_PROVIDED RECORDS_
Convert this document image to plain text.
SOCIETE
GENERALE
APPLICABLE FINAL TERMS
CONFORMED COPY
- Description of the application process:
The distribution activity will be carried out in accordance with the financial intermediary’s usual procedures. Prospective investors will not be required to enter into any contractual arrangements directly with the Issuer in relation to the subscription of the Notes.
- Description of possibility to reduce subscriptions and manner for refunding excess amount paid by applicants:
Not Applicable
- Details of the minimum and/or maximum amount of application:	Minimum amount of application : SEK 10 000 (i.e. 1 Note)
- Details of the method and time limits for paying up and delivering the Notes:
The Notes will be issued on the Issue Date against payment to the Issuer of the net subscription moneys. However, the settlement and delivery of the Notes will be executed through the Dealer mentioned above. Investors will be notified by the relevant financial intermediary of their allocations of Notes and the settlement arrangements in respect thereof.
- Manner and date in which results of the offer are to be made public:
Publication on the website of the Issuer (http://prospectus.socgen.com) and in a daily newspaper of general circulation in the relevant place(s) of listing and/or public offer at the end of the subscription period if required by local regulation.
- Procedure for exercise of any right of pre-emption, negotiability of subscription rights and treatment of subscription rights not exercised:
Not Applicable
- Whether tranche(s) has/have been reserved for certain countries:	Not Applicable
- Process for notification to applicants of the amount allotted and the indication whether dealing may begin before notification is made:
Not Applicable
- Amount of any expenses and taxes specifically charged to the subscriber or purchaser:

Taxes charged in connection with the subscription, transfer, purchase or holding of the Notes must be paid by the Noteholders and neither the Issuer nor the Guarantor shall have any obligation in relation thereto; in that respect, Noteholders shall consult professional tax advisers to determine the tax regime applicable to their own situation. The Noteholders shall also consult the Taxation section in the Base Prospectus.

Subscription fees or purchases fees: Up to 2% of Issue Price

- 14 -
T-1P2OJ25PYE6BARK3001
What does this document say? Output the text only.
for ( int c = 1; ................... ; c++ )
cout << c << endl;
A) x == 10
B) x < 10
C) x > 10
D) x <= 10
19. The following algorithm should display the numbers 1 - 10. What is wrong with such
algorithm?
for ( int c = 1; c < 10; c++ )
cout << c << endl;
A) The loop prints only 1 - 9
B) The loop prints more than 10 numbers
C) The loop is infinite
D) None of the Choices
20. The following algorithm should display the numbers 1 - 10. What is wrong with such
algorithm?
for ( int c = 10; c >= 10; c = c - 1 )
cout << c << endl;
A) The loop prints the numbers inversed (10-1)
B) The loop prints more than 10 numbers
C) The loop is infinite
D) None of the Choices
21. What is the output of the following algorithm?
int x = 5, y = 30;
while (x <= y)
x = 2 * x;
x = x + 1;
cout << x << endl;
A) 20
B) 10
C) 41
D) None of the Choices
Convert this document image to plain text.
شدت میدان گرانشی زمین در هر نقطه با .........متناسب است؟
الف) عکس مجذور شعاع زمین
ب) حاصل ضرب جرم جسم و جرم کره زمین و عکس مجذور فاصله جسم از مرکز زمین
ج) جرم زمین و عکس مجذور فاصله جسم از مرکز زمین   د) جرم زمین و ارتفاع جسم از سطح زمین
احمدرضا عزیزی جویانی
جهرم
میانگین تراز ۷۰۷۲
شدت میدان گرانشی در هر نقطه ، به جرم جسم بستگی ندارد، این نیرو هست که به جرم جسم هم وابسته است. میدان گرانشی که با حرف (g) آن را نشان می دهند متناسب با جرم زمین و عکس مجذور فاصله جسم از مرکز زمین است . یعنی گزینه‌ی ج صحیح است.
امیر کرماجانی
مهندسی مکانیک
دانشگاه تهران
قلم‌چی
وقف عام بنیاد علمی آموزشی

_WHAT IS ASKED_
Set every line of the listing down word for word.

_RESULT OF THE TASK_
Convert this document image to plain text.
SOCIETE
GENERALE
APPLICABLE FINAL TERMS
CONFORMED COPY
- Description of the application process:
The distribution activity will be carried out in accordance with the financial intermediary’s usual procedures. Prospective investors will not be required to enter into any contractual arrangements directly with the Issuer in relation to the subscription of the Notes.
- Description of possibility to reduce subscriptions and manner for refunding excess amount paid by applicants:
Not Applicable
- Details of the minimum and/or maximum amount of application:	Minimum amount of application : SEK 10 000 (i.e. 1 Note)
- Details of the method and time limits for paying up and delivering the Notes:
The Notes will be issued on the Issue Date against payment to the Issuer of the net subscription moneys. However, the settlement and delivery of the Notes will be executed through the Dealer mentioned above. Investors will be notified by the relevant financial intermediary of their allocations of Notes and the settlement arrangements in respect thereof.
- Manner and date in which results of the offer are to be made public:
Publication on the website of the Issuer (http://prospectus.socgen.com) and in a daily newspaper of general circulation in the relevant place(s) of listing and/or public offer at the end of the subscription period if required by local regulation.
- Procedure for exercise of any right of pre-emption, negotiability of subscription rights and treatment of subscription rights not exercised:
Not Applicable
- Whether tranche(s) has/have been reserved for certain countries:	Not Applicable
- Process for notification to applicants of the amount allotted and the indication whether dealing may begin before notification is made:
Not Applicable
- Amount of any expenses and taxes specifically charged to the subscriber or purchaser:

Taxes charged in connection with the subscription, transfer, purchase or holding of the Notes must be paid by the Noteholders and neither the Issuer nor the Guarantor shall have any obligation in relation thereto; in that respect, Noteholders shall consult professional tax advisers to determine the tax regime applicable to their own situation. The Noteholders shall also consult the Taxation section in the Base Prospectus.

Subscription fees or purchases fees: Up to 2% of Issue Price

- 14 -
T-1P2OJ25PYE6BARK3001
What does this document say? Output the text only.
for ( int c = 1; ................... ; c++ )
cout << c << endl;
A) x == 10
B) x < 10
C) x > 10
D) x <= 10
19. The following algorithm should display the numbers 1 - 10. What is wrong with such
algorithm?
for ( int c = 1; c < 10; c++ )
cout << c << endl;
A) The loop prints only 1 - 9
B) The loop prints more than 10 numbers
C) The loop is infinite
D) None of the Choices
20. The following algorithm should display the numbers 1 - 10. What is wrong with such
algorithm?
for ( int c = 10; c >= 10; c = c - 1 )
cout << c << endl;
A) The loop prints the numbers inversed (10-1)
B) The loop prints more than 10 numbers
C) The loop is infinite
D) None of the Choices
21. What is the output of the following algorithm?
int x = 5, y = 30;
while (x <= y)
x = 2 * x;
x = x + 1;
cout << x << endl;
A) 20
B) 10
C) 41
D) None of the Choices
Convert this document image to plain text.
شدت میدان گرانشی زمین در هر نقطه با .........متناسب است؟
الف) عکس مجذور شعاع زمین
ب) حاصل ضرب جرم جسم و جرم کره زمین و عکس مجذور فاصله جسم از مرکز زمین
ج) جرم زمین و عکس مجذور فاصله جسم از مرکز زمین   د) جرم زمین و ارتفاع جسم از سطح زمین
احمدرضا عزیزی جویانی
جهرم
میانگین تراز ۷۰۷۲
شدت میدان گرانشی در هر نقطه ، به جرم جسم بستگی ندارد، این نیرو هست که به جرم جسم هم وابسته است. میدان گرانشی که با حرف (g) آن را نشان می دهند متناسب با جرم زمین و عکس مجذور فاصله جسم از مرکز زمین است . یعنی گزینه‌ی ج صحیح است.
امیر کرماجانی
مهندسی مکانیک
دانشگاه تهران
قلم‌چی
وقف عام بنیاد علمی آموزشی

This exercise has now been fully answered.